Text segment
================================

Groups, both Indigenous and non-Indigenous participating in native title processes often report feeling overwhelmed by the degree of ‘expert representation’ and disenfranchised as their issues and concerns are translated into ‘legalese’.  Stakeholders often perceive that the processes would be more effective if only they could be left to get on with ‘their own business’.  Indeed in recent media reports as to the historic agreement reached between the Wik people and pastoralists this was a particular concern highlighted by one of the pastoralists involved.  The pastoralist, in media interviews, talked of spending 11 years to reach agreement and how very early on in the process he recalled a senior Wik man saying the matter could probably be sorted in a few days if they all sat down by the river and talked things through without the lawyers.  This paper is not arguing for the complete exclusion of lawyers but rather the importance of those who will be living with and implementing any agreement to be engaged with each other in meaningful and practical ways.

 

The native title process undertaken in South Australia has been committed to building this early and practical dialogue as the essential element of sustainable agreement making.  The Aboriginal Legal Rights Movement (ALRM) has been committed to placing Aboriginal peoples firmly in control and at the centre of the negotiation process.  This has seen ‘experts’ moved from controlling the process into the role of supporting Aboriginal groups to manage and implement processes that are genuinely meaningful to them.

================================

Dataset excerpt
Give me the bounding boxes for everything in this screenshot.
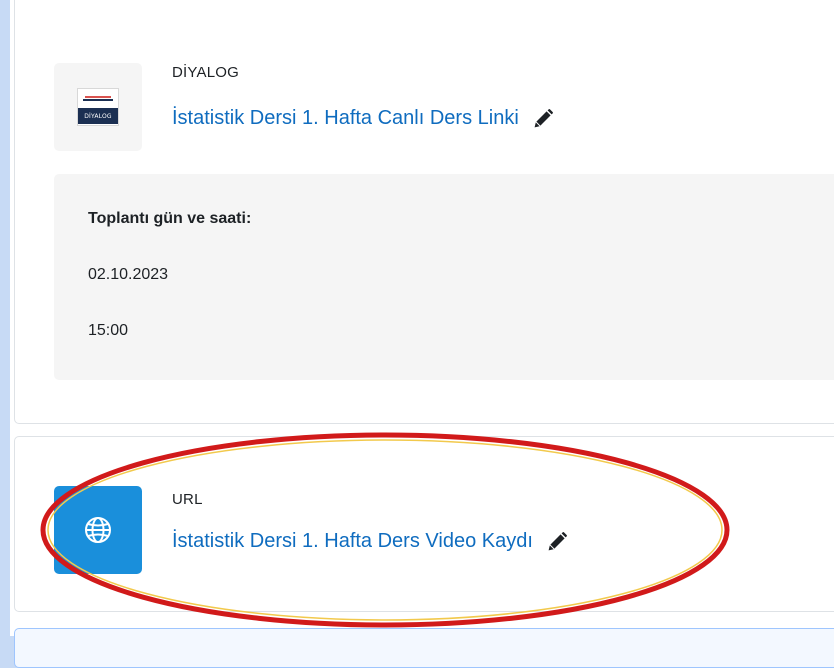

================================

Objectives
#1 According to the native title passage, how many years did the pastoralist say it took to reach agreement with the Wik people?
#2 Repeat part of the native title passage word for word, beginning at the words "The native title" and stopping after "meaningful to them.".
#3 Proceed with the native title passage from the point where it stops.

Answers
#1 11 years.

#2
The native title process undertaken in South Australia has been committed to building this early and practical dialogue as the essential element of sustainable agreement making.  The Aboriginal Legal Rights Movement (ALRM) has been committed to placing Aboriginal peoples firmly in control and at the centre of the negotiation process.  This has seen ‘experts’ moved from controlling the process into the role of supporting Aboriginal groups to manage and implement processes that are genuinely meaningful to them.

#3
The native title negotiations have also taken place on the basis that the South Australian Government will engage in dialogue with Aboriginal groups and their representatives as if their native claims had been determined in a manner favourable to the native title claimants. Thus an equal playing field for the negotiation has been created.  No one party is required to “prove” to any other party their right to be at the negotiating table.  Following from this has been the recognition that how all stakeholders constitute their interests in regard to native title is different and the full range of these interests (including past injustices, recognition, reconciliation etc) must form the basis of the negotiation agenda.  In keeping with the key principle that future relationships have a higher priority than immediate substantive gains, relationship-building exercises including the development of cross-cultural understanding have been undertaken with all the stakeholders to the South Australian process.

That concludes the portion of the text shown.